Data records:
--------------------------------------------------

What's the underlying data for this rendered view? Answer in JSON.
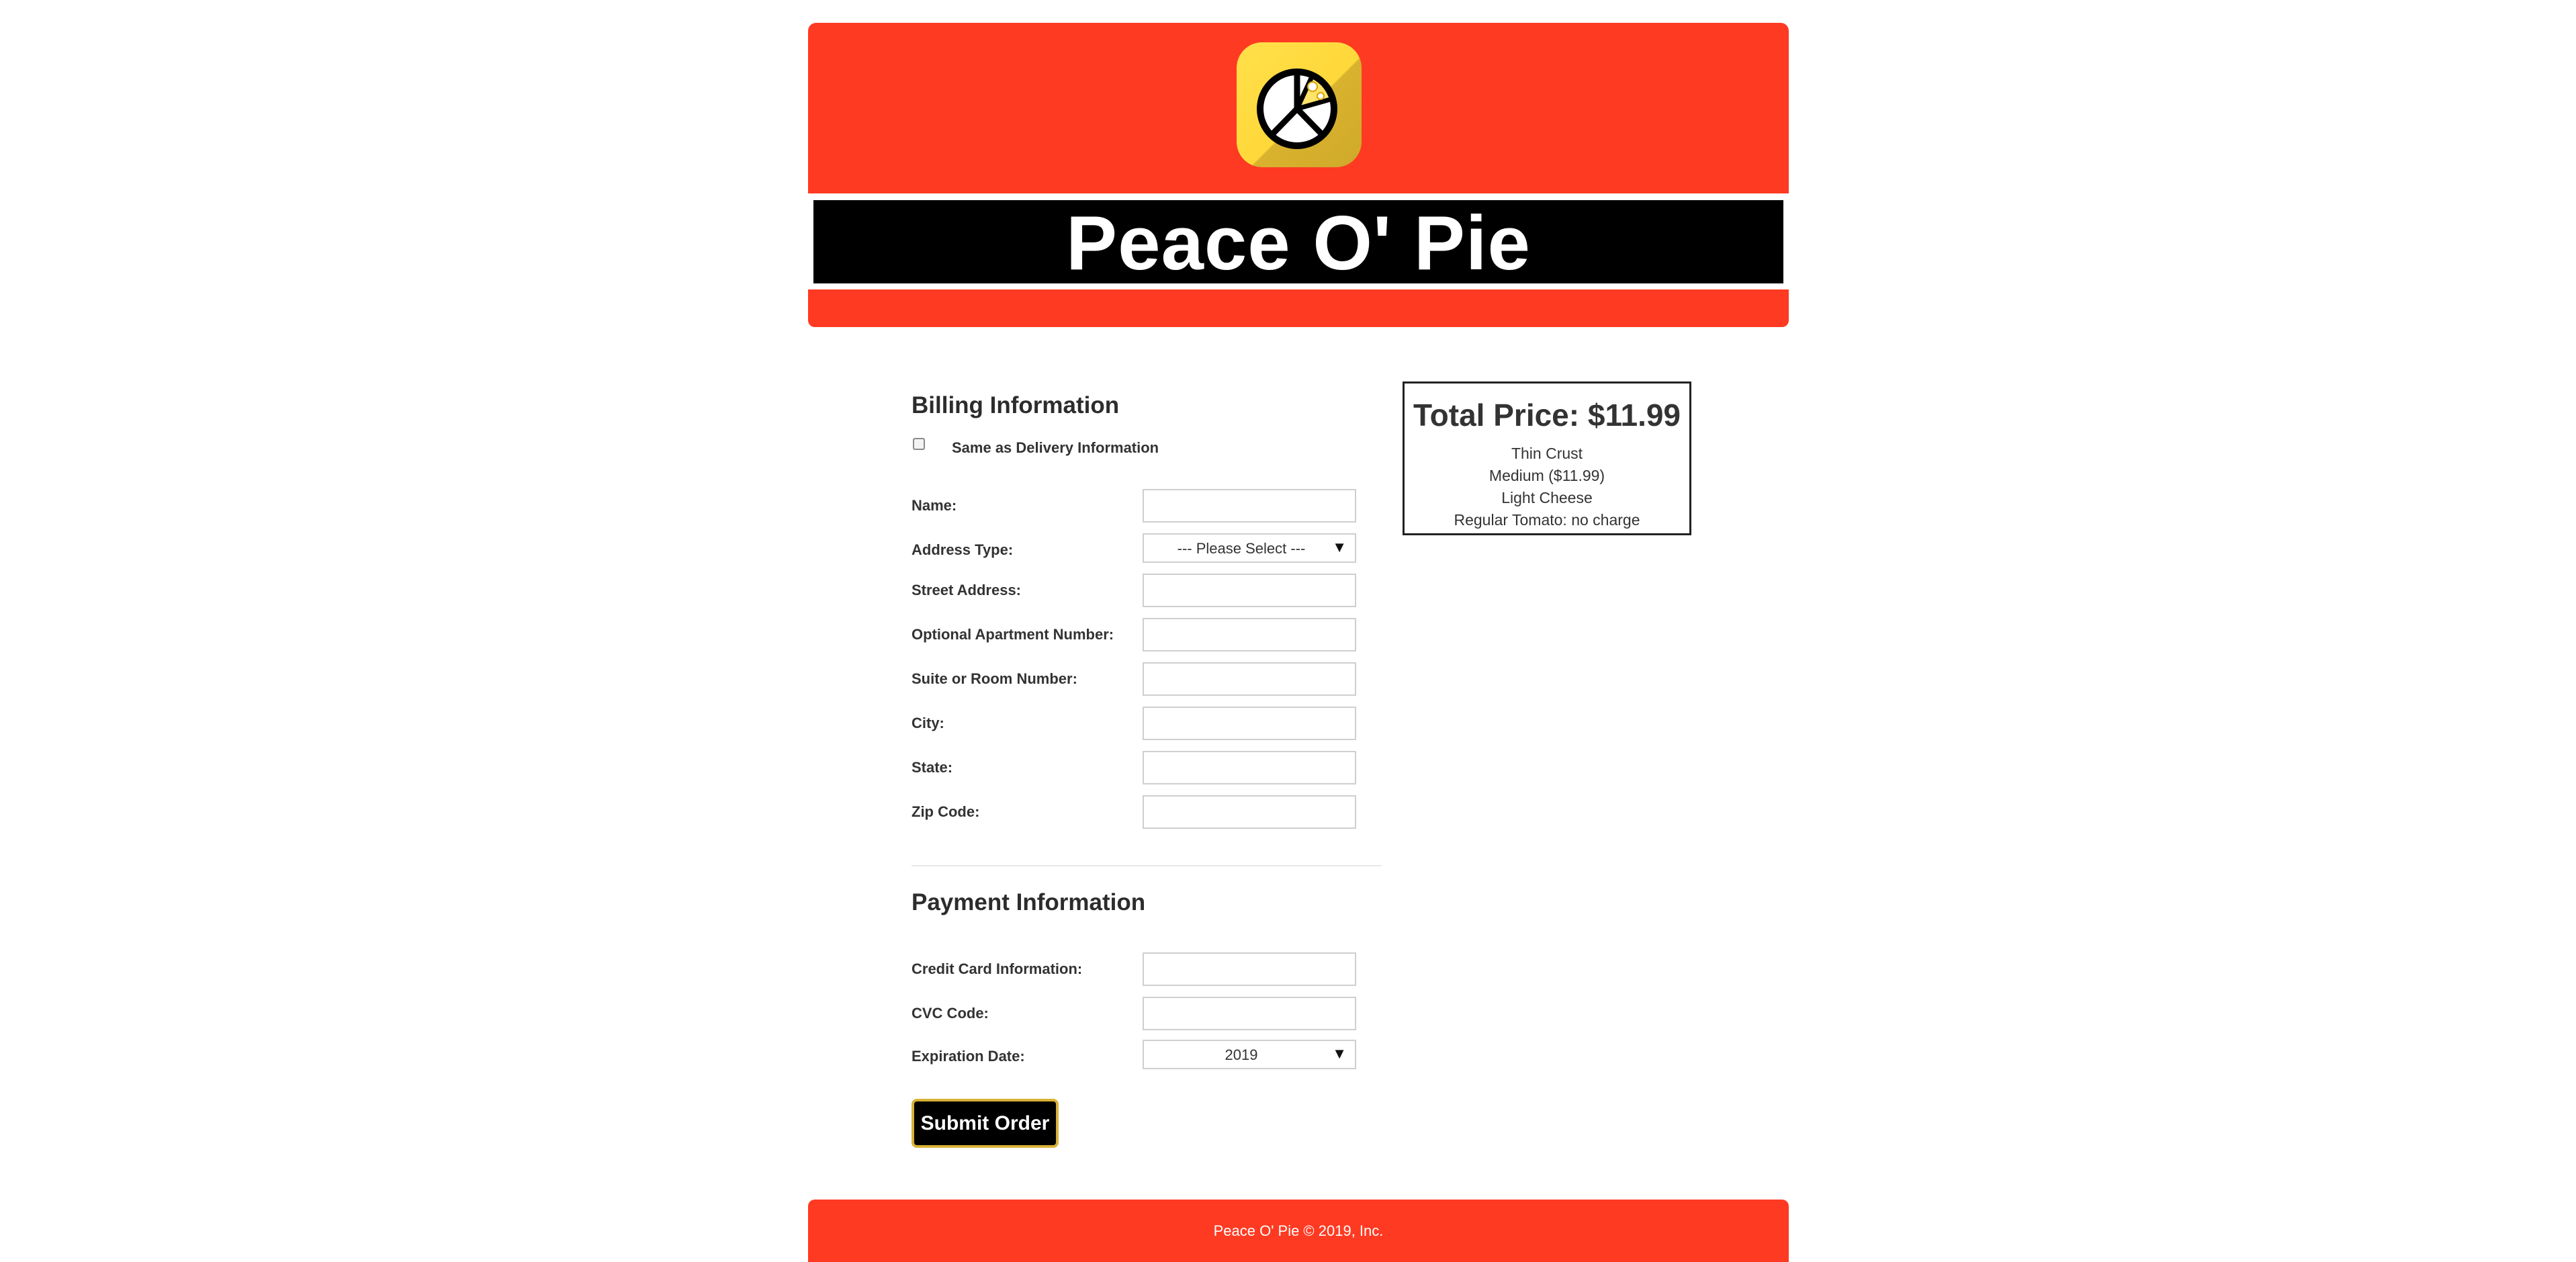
{
  "header": {
    "logo_icon": "pizza-peace-icon",
    "title": "Peace O' Pie",
    "brand_color": "#ff3a22",
    "title_bar_color": "#000000",
    "logo_color": "#ffd83a"
  },
  "billing": {
    "heading": "Billing Information",
    "same_as_delivery": {
      "label": "Same as Delivery Information",
      "checked": false
    },
    "fields": {
      "name": {
        "label": "Name:",
        "value": ""
      },
      "address_type": {
        "label": "Address Type:",
        "selected": "--- Please Select ---"
      },
      "street": {
        "label": "Street Address:",
        "value": ""
      },
      "apartment": {
        "label": "Optional Apartment Number:",
        "value": ""
      },
      "suite": {
        "label": "Suite or Room Number:",
        "value": ""
      },
      "city": {
        "label": "City:",
        "value": ""
      },
      "state": {
        "label": "State:",
        "value": ""
      },
      "zip": {
        "label": "Zip Code:",
        "value": ""
      }
    }
  },
  "payment": {
    "heading": "Payment Information",
    "fields": {
      "credit_card": {
        "label": "Credit Card Information:",
        "value": ""
      },
      "cvc": {
        "label": "CVC Code:",
        "value": ""
      },
      "expiration": {
        "label": "Expiration Date:",
        "selected": "2019"
      }
    },
    "submit_label": "Submit Order",
    "submit_border_color": "#d8b236"
  },
  "summary": {
    "total": "Total Price: $11.99",
    "items": [
      "Thin Crust",
      "Medium ($11.99)",
      "Light Cheese",
      "Regular Tomato: no charge"
    ]
  },
  "footer": {
    "copyright": "Peace O' Pie © 2019, Inc."
  }
}
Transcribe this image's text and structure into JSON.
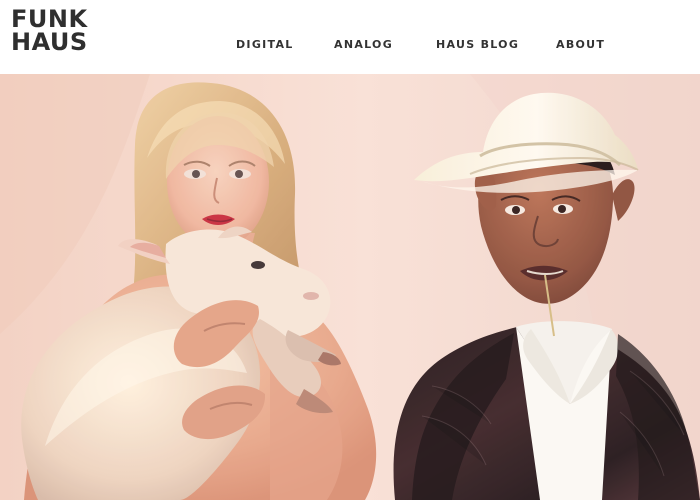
{
  "header": {
    "logo": {
      "line1": "FUNK",
      "line2": "HAUS"
    },
    "nav": {
      "digital": "DIGITAL",
      "analog": "ANALOG",
      "haus_blog": "HAUS BLOG",
      "about": "ABOUT"
    }
  },
  "colors": {
    "logo_text": "#2f2f2f",
    "nav_text": "#333333",
    "background": "#ffffff",
    "hero_backdrop": "#f6d9cc"
  }
}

--------------------------------------------------

TASK BRIEF
Begin with the line containing "Transcribe this image's" and end with the final line of the data, printing those lines exactly and only; pictures are left out.

FINISHED ANSWER
Transcribe this image's text and structure into JSON.
{
  "header": {
    "logo": {
      "line1": "FUNK",
      "line2": "HAUS"
    },
    "nav": {
      "digital": "DIGITAL",
      "analog": "ANALOG",
      "haus_blog": "HAUS BLOG",
      "about": "ABOUT"
    }
  },
  "colors": {
    "logo_text": "#2f2f2f",
    "nav_text": "#333333",
    "background": "#ffffff",
    "hero_backdrop": "#f6d9cc"
  }
}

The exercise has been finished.